What you are asked to do ->
Below you will find a set of lines. Repeat them all exactly.

Extracted records:
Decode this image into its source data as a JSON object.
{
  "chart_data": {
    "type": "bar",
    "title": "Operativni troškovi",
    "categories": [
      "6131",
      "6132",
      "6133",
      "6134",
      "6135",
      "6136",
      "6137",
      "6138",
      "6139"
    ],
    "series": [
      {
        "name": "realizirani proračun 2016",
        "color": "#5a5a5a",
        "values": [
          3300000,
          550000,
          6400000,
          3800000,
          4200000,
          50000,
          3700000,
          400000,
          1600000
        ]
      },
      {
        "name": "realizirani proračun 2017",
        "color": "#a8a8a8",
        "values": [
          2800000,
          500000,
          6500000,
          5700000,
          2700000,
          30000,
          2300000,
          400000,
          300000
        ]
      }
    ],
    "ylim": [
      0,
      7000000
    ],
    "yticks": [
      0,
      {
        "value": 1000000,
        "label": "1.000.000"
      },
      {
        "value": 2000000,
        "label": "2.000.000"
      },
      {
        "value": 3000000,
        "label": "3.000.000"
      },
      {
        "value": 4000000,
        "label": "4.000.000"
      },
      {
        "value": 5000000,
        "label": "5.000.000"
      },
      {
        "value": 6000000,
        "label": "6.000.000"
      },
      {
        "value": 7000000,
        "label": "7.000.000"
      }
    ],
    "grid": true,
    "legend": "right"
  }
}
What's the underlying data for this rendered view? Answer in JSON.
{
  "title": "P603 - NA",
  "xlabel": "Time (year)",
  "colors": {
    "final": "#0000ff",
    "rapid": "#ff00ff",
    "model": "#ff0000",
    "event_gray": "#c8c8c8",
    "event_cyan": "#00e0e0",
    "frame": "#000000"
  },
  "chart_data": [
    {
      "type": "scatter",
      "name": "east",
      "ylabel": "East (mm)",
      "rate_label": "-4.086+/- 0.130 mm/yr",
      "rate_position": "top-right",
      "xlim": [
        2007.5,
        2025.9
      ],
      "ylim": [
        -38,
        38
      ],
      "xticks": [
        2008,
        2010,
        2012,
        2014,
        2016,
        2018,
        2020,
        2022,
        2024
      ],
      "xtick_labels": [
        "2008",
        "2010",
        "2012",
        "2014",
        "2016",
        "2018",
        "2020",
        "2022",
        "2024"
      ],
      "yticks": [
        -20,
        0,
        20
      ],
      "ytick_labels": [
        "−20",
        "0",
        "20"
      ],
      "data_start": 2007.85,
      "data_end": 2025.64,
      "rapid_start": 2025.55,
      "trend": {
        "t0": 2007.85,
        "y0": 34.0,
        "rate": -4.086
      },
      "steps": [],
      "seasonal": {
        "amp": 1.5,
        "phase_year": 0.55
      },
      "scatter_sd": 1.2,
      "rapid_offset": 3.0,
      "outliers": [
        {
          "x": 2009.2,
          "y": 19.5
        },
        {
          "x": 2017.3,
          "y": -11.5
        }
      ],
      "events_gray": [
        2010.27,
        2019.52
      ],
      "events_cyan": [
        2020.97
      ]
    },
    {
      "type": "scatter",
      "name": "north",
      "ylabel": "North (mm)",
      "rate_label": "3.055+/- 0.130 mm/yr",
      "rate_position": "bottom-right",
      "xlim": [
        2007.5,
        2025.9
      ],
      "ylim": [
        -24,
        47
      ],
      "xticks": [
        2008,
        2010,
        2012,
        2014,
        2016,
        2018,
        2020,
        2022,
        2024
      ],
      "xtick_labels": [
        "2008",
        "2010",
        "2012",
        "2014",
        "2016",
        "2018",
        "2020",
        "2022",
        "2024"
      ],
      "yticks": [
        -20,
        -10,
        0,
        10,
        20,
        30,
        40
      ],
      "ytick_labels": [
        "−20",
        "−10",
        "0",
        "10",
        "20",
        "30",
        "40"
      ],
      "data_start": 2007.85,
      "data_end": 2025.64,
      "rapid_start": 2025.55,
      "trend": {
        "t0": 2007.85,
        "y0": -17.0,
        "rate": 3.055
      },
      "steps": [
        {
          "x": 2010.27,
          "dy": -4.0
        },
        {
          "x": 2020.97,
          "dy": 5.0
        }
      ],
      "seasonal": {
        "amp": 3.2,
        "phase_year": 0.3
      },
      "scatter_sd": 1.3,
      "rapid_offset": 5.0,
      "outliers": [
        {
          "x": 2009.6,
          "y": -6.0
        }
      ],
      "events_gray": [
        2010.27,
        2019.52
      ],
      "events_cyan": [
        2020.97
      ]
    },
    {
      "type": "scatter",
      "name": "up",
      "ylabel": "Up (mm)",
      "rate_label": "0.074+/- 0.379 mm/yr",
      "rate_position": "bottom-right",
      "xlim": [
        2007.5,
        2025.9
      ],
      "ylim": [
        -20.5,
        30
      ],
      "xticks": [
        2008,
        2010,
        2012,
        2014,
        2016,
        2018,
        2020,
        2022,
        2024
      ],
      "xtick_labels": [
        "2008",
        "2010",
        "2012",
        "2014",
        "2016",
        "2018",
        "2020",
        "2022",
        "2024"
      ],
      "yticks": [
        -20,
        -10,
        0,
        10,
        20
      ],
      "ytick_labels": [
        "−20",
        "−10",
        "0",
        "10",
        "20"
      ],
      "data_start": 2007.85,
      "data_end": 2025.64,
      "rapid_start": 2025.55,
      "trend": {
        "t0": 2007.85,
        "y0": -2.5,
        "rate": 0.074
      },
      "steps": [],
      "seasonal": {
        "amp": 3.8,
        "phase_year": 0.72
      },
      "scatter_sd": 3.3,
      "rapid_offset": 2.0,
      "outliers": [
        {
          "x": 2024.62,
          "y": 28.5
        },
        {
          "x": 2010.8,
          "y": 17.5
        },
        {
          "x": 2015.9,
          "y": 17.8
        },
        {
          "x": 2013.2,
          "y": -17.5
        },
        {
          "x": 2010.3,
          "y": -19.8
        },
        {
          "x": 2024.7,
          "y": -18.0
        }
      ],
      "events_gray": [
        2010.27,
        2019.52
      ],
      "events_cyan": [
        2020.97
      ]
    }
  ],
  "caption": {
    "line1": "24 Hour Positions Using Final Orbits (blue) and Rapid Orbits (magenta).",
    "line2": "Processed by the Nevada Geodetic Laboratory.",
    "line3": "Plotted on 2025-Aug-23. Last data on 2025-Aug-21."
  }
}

Result of the task ->
Decode this image into its source data as a JSON object.
{
  "chart_data": {
    "type": "bar",
    "title": "Operativni troškovi",
    "categories": [
      "6131",
      "6132",
      "6133",
      "6134",
      "6135",
      "6136",
      "6137",
      "6138",
      "6139"
    ],
    "series": [
      {
        "name": "realizirani proračun 2016",
        "color": "#5a5a5a",
        "values": [
          3300000,
          550000,
          6400000,
          3800000,
          4200000,
          50000,
          3700000,
          400000,
          1600000
        ]
      },
      {
        "name": "realizirani proračun 2017",
        "color": "#a8a8a8",
        "values": [
          2800000,
          500000,
          6500000,
          5700000,
          2700000,
          30000,
          2300000,
          400000,
          300000
        ]
      }
    ],
    "ylim": [
      0,
      7000000
    ],
    "yticks": [
      0,
      {
        "value": 1000000,
        "label": "1.000.000"
      },
      {
        "value": 2000000,
        "label": "2.000.000"
      },
      {
        "value": 3000000,
        "label": "3.000.000"
      },
      {
        "value": 4000000,
        "label": "4.000.000"
      },
      {
        "value": 5000000,
        "label": "5.000.000"
      },
      {
        "value": 6000000,
        "label": "6.000.000"
      },
      {
        "value": 7000000,
        "label": "7.000.000"
      }
    ],
    "grid": true,
    "legend": "right"
  }
}
What's the underlying data for this rendered view? Answer in JSON.
{
  "title": "P603 - NA",
  "xlabel": "Time (year)",
  "colors": {
    "final": "#0000ff",
    "rapid": "#ff00ff",
    "model": "#ff0000",
    "event_gray": "#c8c8c8",
    "event_cyan": "#00e0e0",
    "frame": "#000000"
  },
  "chart_data": [
    {
      "type": "scatter",
      "name": "east",
      "ylabel": "East (mm)",
      "rate_label": "-4.086+/- 0.130 mm/yr",
      "rate_position": "top-right",
      "xlim": [
        2007.5,
        2025.9
      ],
      "ylim": [
        -38,
        38
      ],
      "xticks": [
        2008,
        2010,
        2012,
        2014,
        2016,
        2018,
        2020,
        2022,
        2024
      ],
      "xtick_labels": [
        "2008",
        "2010",
        "2012",
        "2014",
        "2016",
        "2018",
        "2020",
        "2022",
        "2024"
      ],
      "yticks": [
        -20,
        0,
        20
      ],
      "ytick_labels": [
        "−20",
        "0",
        "20"
      ],
      "data_start": 2007.85,
      "data_end": 2025.64,
      "rapid_start": 2025.55,
      "trend": {
        "t0": 2007.85,
        "y0": 34.0,
        "rate": -4.086
      },
      "steps": [],
      "seasonal": {
        "amp": 1.5,
        "phase_year": 0.55
      },
      "scatter_sd": 1.2,
      "rapid_offset": 3.0,
      "outliers": [
        {
          "x": 2009.2,
          "y": 19.5
        },
        {
          "x": 2017.3,
          "y": -11.5
        }
      ],
      "events_gray": [
        2010.27,
        2019.52
      ],
      "events_cyan": [
        2020.97
      ]
    },
    {
      "type": "scatter",
      "name": "north",
      "ylabel": "North (mm)",
      "rate_label": "3.055+/- 0.130 mm/yr",
      "rate_position": "bottom-right",
      "xlim": [
        2007.5,
        2025.9
      ],
      "ylim": [
        -24,
        47
      ],
      "xticks": [
        2008,
        2010,
        2012,
        2014,
        2016,
        2018,
        2020,
        2022,
        2024
      ],
      "xtick_labels": [
        "2008",
        "2010",
        "2012",
        "2014",
        "2016",
        "2018",
        "2020",
        "2022",
        "2024"
      ],
      "yticks": [
        -20,
        -10,
        0,
        10,
        20,
        30,
        40
      ],
      "ytick_labels": [
        "−20",
        "−10",
        "0",
        "10",
        "20",
        "30",
        "40"
      ],
      "data_start": 2007.85,
      "data_end": 2025.64,
      "rapid_start": 2025.55,
      "trend": {
        "t0": 2007.85,
        "y0": -17.0,
        "rate": 3.055
      },
      "steps": [
        {
          "x": 2010.27,
          "dy": -4.0
        },
        {
          "x": 2020.97,
          "dy": 5.0
        }
      ],
      "seasonal": {
        "amp": 3.2,
        "phase_year": 0.3
      },
      "scatter_sd": 1.3,
      "rapid_offset": 5.0,
      "outliers": [
        {
          "x": 2009.6,
          "y": -6.0
        }
      ],
      "events_gray": [
        2010.27,
        2019.52
      ],
      "events_cyan": [
        2020.97
      ]
    },
    {
      "type": "scatter",
      "name": "up",
      "ylabel": "Up (mm)",
      "rate_label": "0.074+/- 0.379 mm/yr",
      "rate_position": "bottom-right",
      "xlim": [
        2007.5,
        2025.9
      ],
      "ylim": [
        -20.5,
        30
      ],
      "xticks": [
        2008,
        2010,
        2012,
        2014,
        2016,
        2018,
        2020,
        2022,
        2024
      ],
      "xtick_labels": [
        "2008",
        "2010",
        "2012",
        "2014",
        "2016",
        "2018",
        "2020",
        "2022",
        "2024"
      ],
      "yticks": [
        -20,
        -10,
        0,
        10,
        20
      ],
      "ytick_labels": [
        "−20",
        "−10",
        "0",
        "10",
        "20"
      ],
      "data_start": 2007.85,
      "data_end": 2025.64,
      "rapid_start": 2025.55,
      "trend": {
        "t0": 2007.85,
        "y0": -2.5,
        "rate": 0.074
      },
      "steps": [],
      "seasonal": {
        "amp": 3.8,
        "phase_year": 0.72
      },
      "scatter_sd": 3.3,
      "rapid_offset": 2.0,
      "outliers": [
        {
          "x": 2024.62,
          "y": 28.5
        },
        {
          "x": 2010.8,
          "y": 17.5
        },
        {
          "x": 2015.9,
          "y": 17.8
        },
        {
          "x": 2013.2,
          "y": -17.5
        },
        {
          "x": 2010.3,
          "y": -19.8
        },
        {
          "x": 2024.7,
          "y": -18.0
        }
      ],
      "events_gray": [
        2010.27,
        2019.52
      ],
      "events_cyan": [
        2020.97
      ]
    }
  ],
  "caption": {
    "line1": "24 Hour Positions Using Final Orbits (blue) and Rapid Orbits (magenta).",
    "line2": "Processed by the Nevada Geodetic Laboratory.",
    "line3": "Plotted on 2025-Aug-23. Last data on 2025-Aug-21."
  }
}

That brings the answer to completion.